» Written task A: In the passage about Snyder's height, what height does the team's 1997 media guide list for Darrell Green?
» Written task B: Write what comes next in the passage about Snyder's height, starting after its last sentence.

» Passage provided:
---

That’s a discrepancy of four or five inches, or, in the NFL, the difference between a first- and third-round draft pick.

The public record on Snyder’s size is murky. In one Post photograph, Snyder is seen conferring with Redskins cornerback Darrell Green. The owner appears an inch or so shorter than Green, who is listed in the current Redskins roster as 5-foot-9; that photo would place Snyder around 5-foot-8. But in the team’s 1997 media guide, Green is listed as 5-foot-8, which raises the prospect that Snyder is indeed really short—shorter than 85 percent of men his age, according to CDC numbers.

Snyder’s height stands as a matter of public interest because of the media’s thirst for Hollywood plot lines. In his three years atop the Redskins, Snyder has come under fire for his megalomaniacal ways: He fires his coaches when things go wrong on the field and insists on squeezing every last cent of revenue out of his team’s fans. It’s always more fun to portray such a character as a pipsqueak suffering from a Napoleon complex.

---

» Given data:
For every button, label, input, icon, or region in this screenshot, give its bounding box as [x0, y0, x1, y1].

---

» Expected answer A: 5-foot-8

» Expected answer B:
After a charity event at Anacostia High School last week, Snyder claimed to be 5-foot-9.

Long-Form Journalism

In its current issue, the InTowner features a story on a “mysterious” Newseum display that recently appeared on Pennsylvania Avenue. The article is eye-catching less for what it says than for how it says it. Here’s the lead sentence:

“Washington’s summer doldrums were constantly enlivened this past August with the sudden and startling appearance on both ordinary and stately sidewalks throughout the city of everything from a weeping and shackled circus elephant at Dupont Circle—compliments of People for the Ethical Treatment of Animals (PETA), who successfully sued the DC Arts and Humanities Commission over its exclusion from the Commission’s party animals program of ready-made art animals, to Republican elephants and Democratic donkeys (the DC Statehood/Green party sued as well), to the construction of a large display panel structure advertising the recently shuttered Freedom Forum’s Newseum (formerly located in the Gannett newspaper chain’s signature “USA Today” building across the Potomac in Rosslyn).”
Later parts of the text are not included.